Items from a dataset
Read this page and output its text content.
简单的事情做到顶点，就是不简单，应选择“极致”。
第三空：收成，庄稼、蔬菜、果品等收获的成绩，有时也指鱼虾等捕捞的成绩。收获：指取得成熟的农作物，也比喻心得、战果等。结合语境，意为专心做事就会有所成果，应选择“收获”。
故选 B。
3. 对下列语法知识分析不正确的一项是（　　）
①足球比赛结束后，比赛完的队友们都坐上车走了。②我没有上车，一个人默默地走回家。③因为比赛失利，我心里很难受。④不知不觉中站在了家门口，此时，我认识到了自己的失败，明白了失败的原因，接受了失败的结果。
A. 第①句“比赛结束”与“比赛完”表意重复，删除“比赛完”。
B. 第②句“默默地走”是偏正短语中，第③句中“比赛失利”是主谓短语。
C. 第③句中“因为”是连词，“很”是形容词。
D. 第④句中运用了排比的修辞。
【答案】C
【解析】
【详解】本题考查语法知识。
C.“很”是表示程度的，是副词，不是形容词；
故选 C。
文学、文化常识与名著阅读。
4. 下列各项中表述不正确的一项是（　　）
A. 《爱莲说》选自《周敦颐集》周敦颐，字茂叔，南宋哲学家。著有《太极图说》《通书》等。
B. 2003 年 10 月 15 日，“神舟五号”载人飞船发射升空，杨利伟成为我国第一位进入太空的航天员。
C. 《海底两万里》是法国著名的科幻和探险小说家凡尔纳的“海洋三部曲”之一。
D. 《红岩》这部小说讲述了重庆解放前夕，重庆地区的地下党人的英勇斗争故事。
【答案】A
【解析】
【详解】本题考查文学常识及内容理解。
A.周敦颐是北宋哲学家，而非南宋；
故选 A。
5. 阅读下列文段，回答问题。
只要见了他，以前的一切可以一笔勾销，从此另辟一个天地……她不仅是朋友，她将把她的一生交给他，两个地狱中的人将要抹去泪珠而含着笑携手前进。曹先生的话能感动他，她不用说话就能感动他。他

Task brief: Write out the whole listing again. Match it word for word.

Answer to the exercise:
Read this page and output its text content.
简单的事情做到顶点，就是不简单，应选择“极致”。
第三空：收成，庄稼、蔬菜、果品等收获的成绩，有时也指鱼虾等捕捞的成绩。收获：指取得成熟的农作物，也比喻心得、战果等。结合语境，意为专心做事就会有所成果，应选择“收获”。
故选 B。
3. 对下列语法知识分析不正确的一项是（　　）
①足球比赛结束后，比赛完的队友们都坐上车走了。②我没有上车，一个人默默地走回家。③因为比赛失利，我心里很难受。④不知不觉中站在了家门口，此时，我认识到了自己的失败，明白了失败的原因，接受了失败的结果。
A. 第①句“比赛结束”与“比赛完”表意重复，删除“比赛完”。
B. 第②句“默默地走”是偏正短语中，第③句中“比赛失利”是主谓短语。
C. 第③句中“因为”是连词，“很”是形容词。
D. 第④句中运用了排比的修辞。
【答案】C
【解析】
【详解】本题考查语法知识。
C.“很”是表示程度的，是副词，不是形容词；
故选 C。
文学、文化常识与名著阅读。
4. 下列各项中表述不正确的一项是（　　）
A. 《爱莲说》选自《周敦颐集》周敦颐，字茂叔，南宋哲学家。著有《太极图说》《通书》等。
B. 2003 年 10 月 15 日，“神舟五号”载人飞船发射升空，杨利伟成为我国第一位进入太空的航天员。
C. 《海底两万里》是法国著名的科幻和探险小说家凡尔纳的“海洋三部曲”之一。
D. 《红岩》这部小说讲述了重庆解放前夕，重庆地区的地下党人的英勇斗争故事。
【答案】A
【解析】
【详解】本题考查文学常识及内容理解。
A.周敦颐是北宋哲学家，而非南宋；
故选 A。
5. 阅读下列文段，回答问题。
只要见了他，以前的一切可以一笔勾销，从此另辟一个天地……她不仅是朋友，她将把她的一生交给他，两个地狱中的人将要抹去泪珠而含着笑携手前进。曹先生的话能感动他，她不用说话就能感动他。他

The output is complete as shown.